*** Extracted entries ***

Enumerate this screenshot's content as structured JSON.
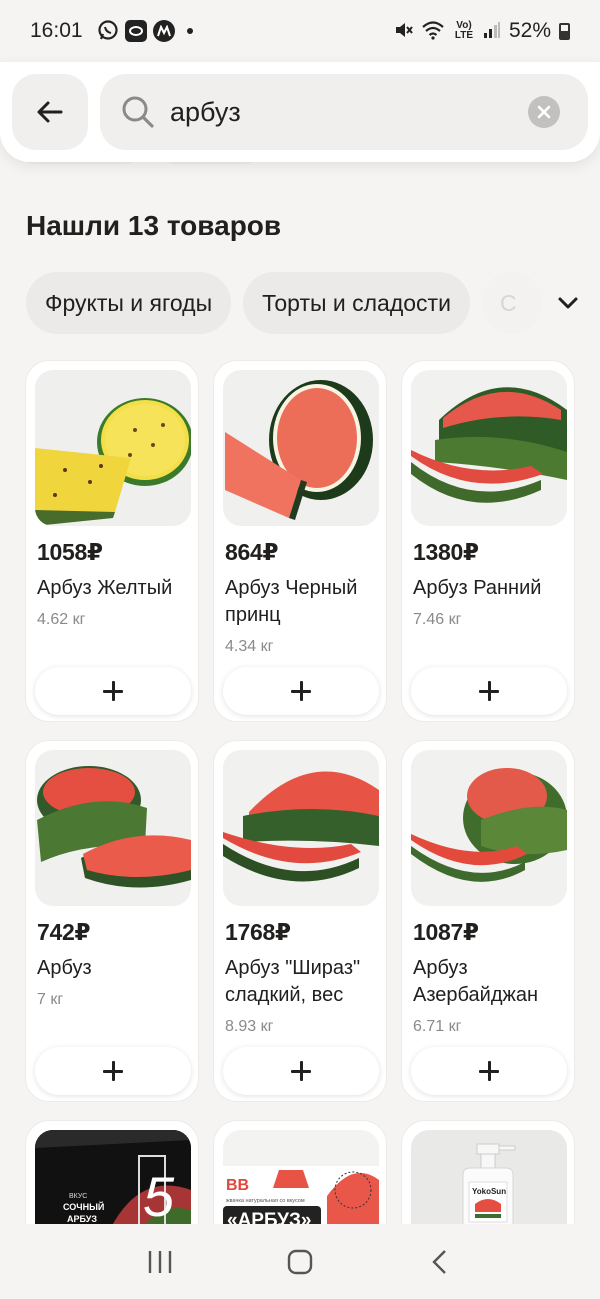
{
  "status_bar": {
    "time": "16:01",
    "battery": "52%",
    "network": "Vo) LTE"
  },
  "search": {
    "query": "арбуз"
  },
  "results": {
    "title": "Нашли 13 товаров"
  },
  "chips": [
    {
      "label": "Фрукты и ягоды"
    },
    {
      "label": "Торты и сладости"
    },
    {
      "label": "С"
    }
  ],
  "products": [
    {
      "price": "1058₽",
      "name": "Арбуз Желтый",
      "weight": "4.62 кг",
      "image": "yellow-watermelon"
    },
    {
      "price": "864₽",
      "name": "Арбуз Черный принц",
      "weight": "4.34 кг",
      "image": "black-prince-watermelon"
    },
    {
      "price": "1380₽",
      "name": "Арбуз Ранний",
      "weight": "7.46 кг",
      "image": "early-watermelon"
    },
    {
      "price": "742₽",
      "name": "Арбуз",
      "weight": "7 кг",
      "image": "watermelon"
    },
    {
      "price": "1768₽",
      "name": "Арбуз \"Шираз\" сладкий, вес",
      "weight": "8.93 кг",
      "image": "shiraz-watermelon"
    },
    {
      "price": "1087₽",
      "name": "Арбуз Азербайджан",
      "weight": "6.71 кг",
      "image": "azerbaijan-watermelon"
    }
  ],
  "partial_products": [
    {
      "image": "gum-pack",
      "text_top": "ВКУС",
      "text_mid": "СОЧНЫЙ",
      "text_bot": "АРБУЗ",
      "big": "5"
    },
    {
      "image": "juice-pack",
      "brand": "BB",
      "label": "«АРБУЗ»",
      "sub": "жвачка натуральная со вкусом"
    },
    {
      "image": "soap-bottle",
      "brand": "YokoSun"
    }
  ],
  "colors": {
    "background": "#f5f4f2",
    "card": "#ffffff",
    "chip": "#ebeae8",
    "text": "#21201f",
    "muted": "#8b8a88"
  }
}
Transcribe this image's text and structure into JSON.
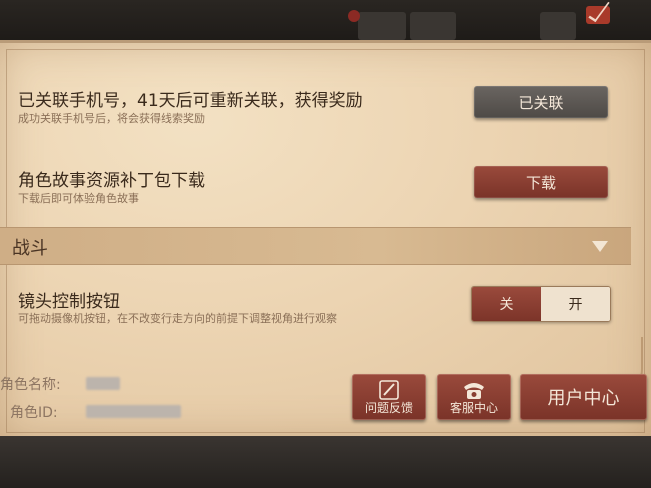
{
  "phone": {
    "title": "已关联手机号，41天后可重新关联，获得奖励",
    "subtitle": "成功关联手机号后，将会获得线索奖励",
    "button_label": "已关联"
  },
  "patch": {
    "title": "角色故事资源补丁包下载",
    "subtitle": "下载后即可体验角色故事",
    "button_label": "下载"
  },
  "section": {
    "title": "战斗",
    "icon": "collapse-triangle-icon"
  },
  "camera": {
    "title": "镜头控制按钮",
    "subtitle": "可拖动摄像机按钮，在不改变行走方向的前提下调整视角进行观察",
    "toggle_off": "关",
    "toggle_on": "开",
    "selected": "关"
  },
  "footer": {
    "role_name_label": "角色名称:",
    "role_id_label": "角色ID:",
    "feedback_label": "问题反馈",
    "service_label": "客服中心",
    "user_center_label": "用户中心"
  },
  "colors": {
    "parchment": "#ecd4b2",
    "button_red": "#8a3f31",
    "button_gray": "#5a5551",
    "text_dark": "#3a2a1c"
  }
}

***

What comes back should match the records exactly, minus any pictures.

Enumerate this screenshot's content as structured JSON.
{
  "status_bar": {
    "time": "16:01",
    "battery": "52%",
    "network": "Vo) LTE"
  },
  "search": {
    "query": "арбуз"
  },
  "results": {
    "title": "Нашли 13 товаров"
  },
  "chips": [
    {
      "label": "Фрукты и ягоды"
    },
    {
      "label": "Торты и сладости"
    },
    {
      "label": "С"
    }
  ],
  "products": [
    {
      "price": "1058₽",
      "name": "Арбуз Желтый",
      "weight": "4.62 кг",
      "image": "yellow-watermelon"
    },
    {
      "price": "864₽",
      "name": "Арбуз Черный принц",
      "weight": "4.34 кг",
      "image": "black-prince-watermelon"
    },
    {
      "price": "1380₽",
      "name": "Арбуз Ранний",
      "weight": "7.46 кг",
      "image": "early-watermelon"
    },
    {
      "price": "742₽",
      "name": "Арбуз",
      "weight": "7 кг",
      "image": "watermelon"
    },
    {
      "price": "1768₽",
      "name": "Арбуз \"Шираз\" сладкий, вес",
      "weight": "8.93 кг",
      "image": "shiraz-watermelon"
    },
    {
      "price": "1087₽",
      "name": "Арбуз Азербайджан",
      "weight": "6.71 кг",
      "image": "azerbaijan-watermelon"
    }
  ],
  "partial_products": [
    {
      "image": "gum-pack",
      "text_top": "ВКУС",
      "text_mid": "СОЧНЫЙ",
      "text_bot": "АРБУЗ",
      "big": "5"
    },
    {
      "image": "juice-pack",
      "brand": "BB",
      "label": "«АРБУЗ»",
      "sub": "жвачка натуральная со вкусом"
    },
    {
      "image": "soap-bottle",
      "brand": "YokoSun"
    }
  ],
  "colors": {
    "background": "#f5f4f2",
    "card": "#ffffff",
    "chip": "#ebeae8",
    "text": "#21201f",
    "muted": "#8b8a88"
  }
}
Transcribe this image's text and structure into JSON.
{
  "phone": {
    "title": "已关联手机号，41天后可重新关联，获得奖励",
    "subtitle": "成功关联手机号后，将会获得线索奖励",
    "button_label": "已关联"
  },
  "patch": {
    "title": "角色故事资源补丁包下载",
    "subtitle": "下载后即可体验角色故事",
    "button_label": "下载"
  },
  "section": {
    "title": "战斗",
    "icon": "collapse-triangle-icon"
  },
  "camera": {
    "title": "镜头控制按钮",
    "subtitle": "可拖动摄像机按钮，在不改变行走方向的前提下调整视角进行观察",
    "toggle_off": "关",
    "toggle_on": "开",
    "selected": "关"
  },
  "footer": {
    "role_name_label": "角色名称:",
    "role_id_label": "角色ID:",
    "feedback_label": "问题反馈",
    "service_label": "客服中心",
    "user_center_label": "用户中心"
  },
  "colors": {
    "parchment": "#ecd4b2",
    "button_red": "#8a3f31",
    "button_gray": "#5a5551",
    "text_dark": "#3a2a1c"
  }
}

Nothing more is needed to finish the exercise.